- **WHAT IS BEING ASKED**: Copy every line that holds "week".

Entries taken from a collection
┄┄┄┄┄┄

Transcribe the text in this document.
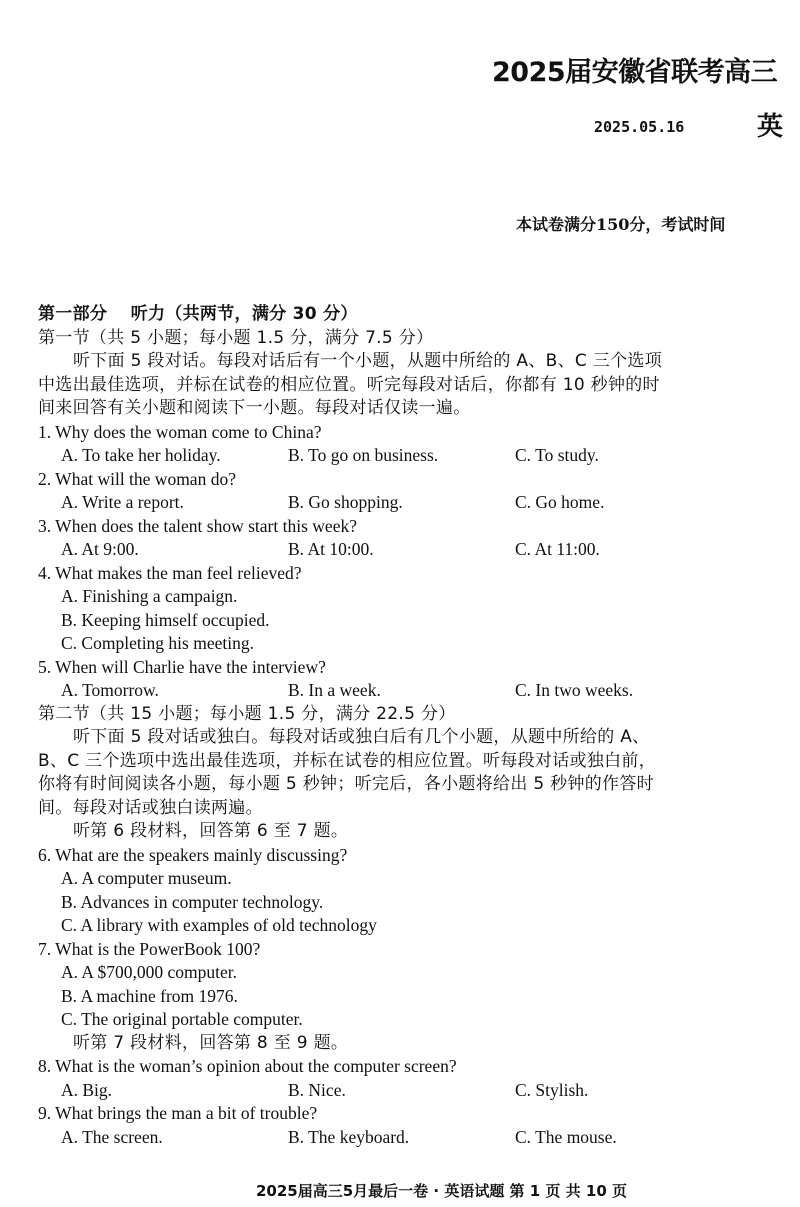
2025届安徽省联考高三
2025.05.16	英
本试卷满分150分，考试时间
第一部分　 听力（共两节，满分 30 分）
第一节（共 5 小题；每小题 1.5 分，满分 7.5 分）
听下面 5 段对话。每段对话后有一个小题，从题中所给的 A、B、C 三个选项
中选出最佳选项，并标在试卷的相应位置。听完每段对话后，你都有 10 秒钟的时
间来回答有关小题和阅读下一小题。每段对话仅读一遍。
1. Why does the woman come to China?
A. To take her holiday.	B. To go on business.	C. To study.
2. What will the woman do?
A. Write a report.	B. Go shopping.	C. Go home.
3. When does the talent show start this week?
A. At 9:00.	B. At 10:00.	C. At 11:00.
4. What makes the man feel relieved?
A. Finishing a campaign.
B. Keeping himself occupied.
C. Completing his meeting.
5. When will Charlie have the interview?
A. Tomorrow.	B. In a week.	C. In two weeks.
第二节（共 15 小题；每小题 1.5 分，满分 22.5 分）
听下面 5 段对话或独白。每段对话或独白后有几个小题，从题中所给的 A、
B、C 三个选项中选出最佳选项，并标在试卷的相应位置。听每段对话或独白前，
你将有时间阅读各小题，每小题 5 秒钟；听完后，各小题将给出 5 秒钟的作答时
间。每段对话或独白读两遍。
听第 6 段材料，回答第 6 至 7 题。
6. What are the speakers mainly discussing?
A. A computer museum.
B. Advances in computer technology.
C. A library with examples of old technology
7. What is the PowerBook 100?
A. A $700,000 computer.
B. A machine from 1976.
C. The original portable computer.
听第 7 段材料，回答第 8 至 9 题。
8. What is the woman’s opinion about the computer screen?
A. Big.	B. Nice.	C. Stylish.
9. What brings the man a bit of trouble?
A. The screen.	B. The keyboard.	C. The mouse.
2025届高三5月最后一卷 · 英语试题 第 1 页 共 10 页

┄┄┄┄┄┄

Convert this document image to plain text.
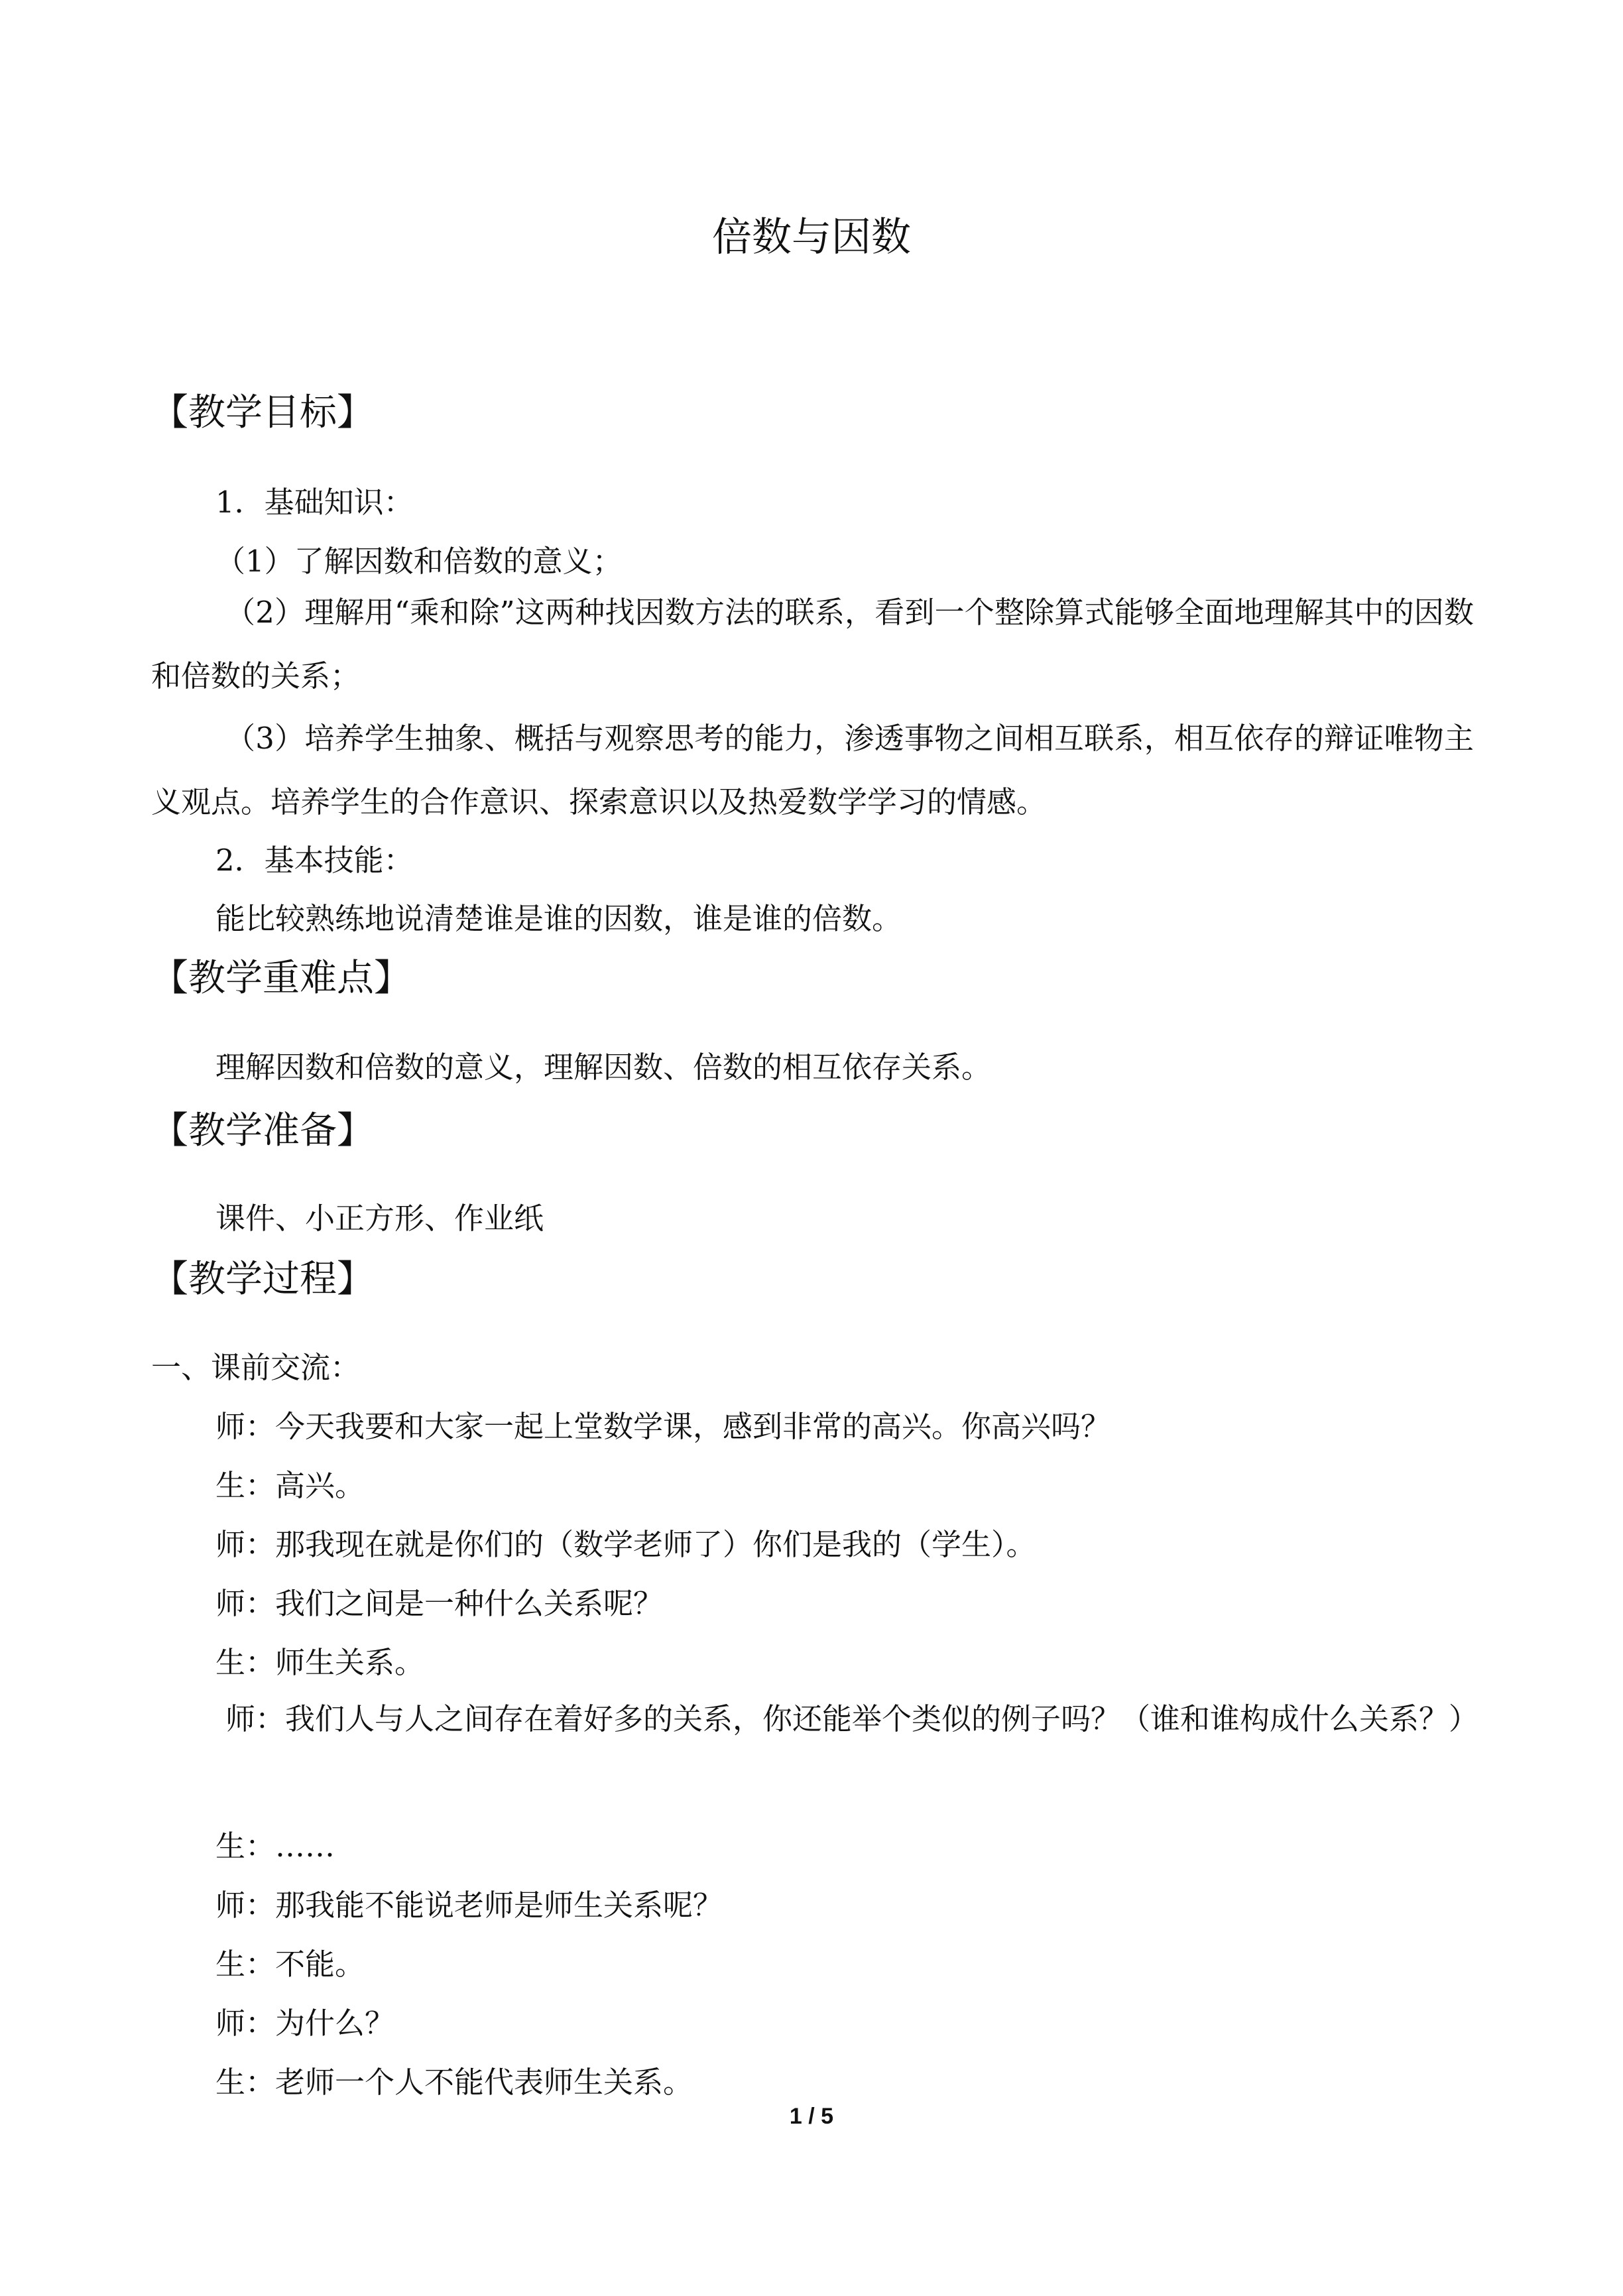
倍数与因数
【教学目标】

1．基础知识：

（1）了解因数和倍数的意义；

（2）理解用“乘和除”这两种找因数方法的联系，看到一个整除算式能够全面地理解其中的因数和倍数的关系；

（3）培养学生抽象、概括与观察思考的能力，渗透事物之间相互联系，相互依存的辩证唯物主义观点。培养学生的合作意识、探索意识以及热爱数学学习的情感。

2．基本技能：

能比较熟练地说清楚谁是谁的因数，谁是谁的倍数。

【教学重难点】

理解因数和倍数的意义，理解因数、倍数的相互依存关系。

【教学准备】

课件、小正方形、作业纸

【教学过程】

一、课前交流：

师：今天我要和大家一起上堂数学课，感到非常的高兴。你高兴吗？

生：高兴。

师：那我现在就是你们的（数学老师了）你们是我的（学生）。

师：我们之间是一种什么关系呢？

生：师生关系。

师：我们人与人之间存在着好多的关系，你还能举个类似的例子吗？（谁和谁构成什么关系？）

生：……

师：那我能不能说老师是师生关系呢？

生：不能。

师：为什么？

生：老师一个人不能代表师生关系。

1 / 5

┄┄┄┄┄┄

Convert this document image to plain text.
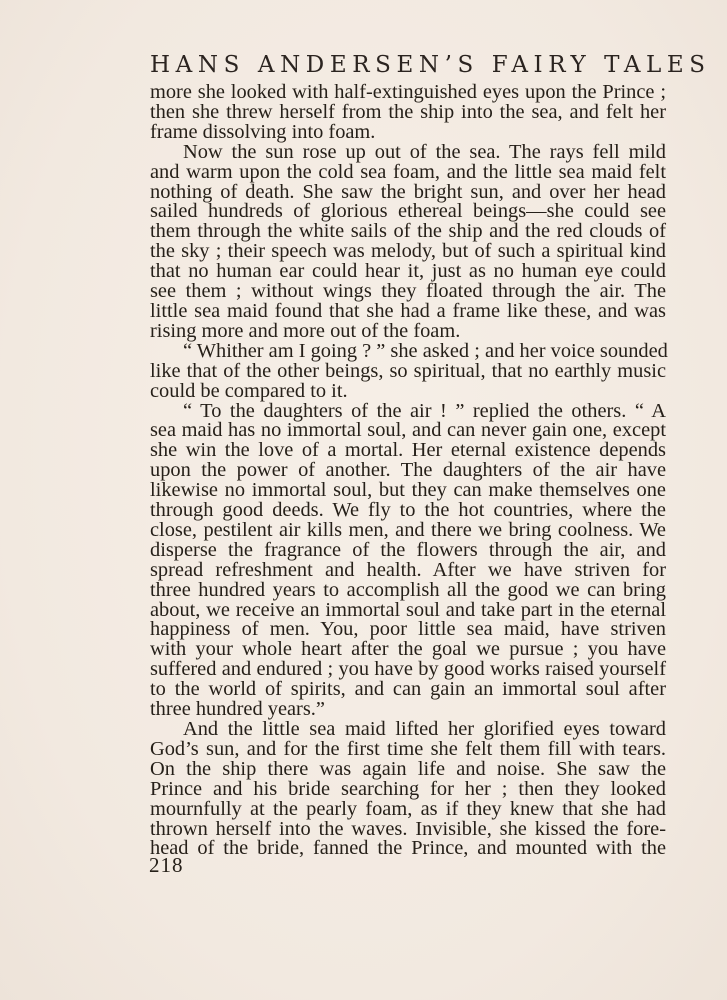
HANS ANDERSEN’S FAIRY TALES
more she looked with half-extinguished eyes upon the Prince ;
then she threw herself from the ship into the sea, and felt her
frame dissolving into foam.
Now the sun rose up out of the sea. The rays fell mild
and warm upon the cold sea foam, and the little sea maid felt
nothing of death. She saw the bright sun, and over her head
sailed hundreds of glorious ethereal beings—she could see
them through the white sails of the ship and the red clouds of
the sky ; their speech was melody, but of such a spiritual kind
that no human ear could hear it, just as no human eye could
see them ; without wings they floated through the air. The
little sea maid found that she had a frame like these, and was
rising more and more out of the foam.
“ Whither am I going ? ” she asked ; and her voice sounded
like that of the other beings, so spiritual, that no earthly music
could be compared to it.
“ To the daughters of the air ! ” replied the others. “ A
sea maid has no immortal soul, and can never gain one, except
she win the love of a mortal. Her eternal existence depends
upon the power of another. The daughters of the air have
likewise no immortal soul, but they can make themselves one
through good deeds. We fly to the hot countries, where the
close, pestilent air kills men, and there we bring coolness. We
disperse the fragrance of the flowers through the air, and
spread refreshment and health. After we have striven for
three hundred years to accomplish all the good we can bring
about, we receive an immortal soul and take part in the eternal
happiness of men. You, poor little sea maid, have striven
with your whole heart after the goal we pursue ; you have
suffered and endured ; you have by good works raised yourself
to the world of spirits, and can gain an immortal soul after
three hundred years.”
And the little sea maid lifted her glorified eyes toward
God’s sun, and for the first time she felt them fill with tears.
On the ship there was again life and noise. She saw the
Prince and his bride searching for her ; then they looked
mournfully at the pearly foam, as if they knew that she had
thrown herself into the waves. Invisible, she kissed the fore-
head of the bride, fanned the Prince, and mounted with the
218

┄┄┄┄┄┄

- **FINISHED TASK**:
3. When does the talent show start this week?
A. Tomorrow.	B. In a week.	C. In two weeks.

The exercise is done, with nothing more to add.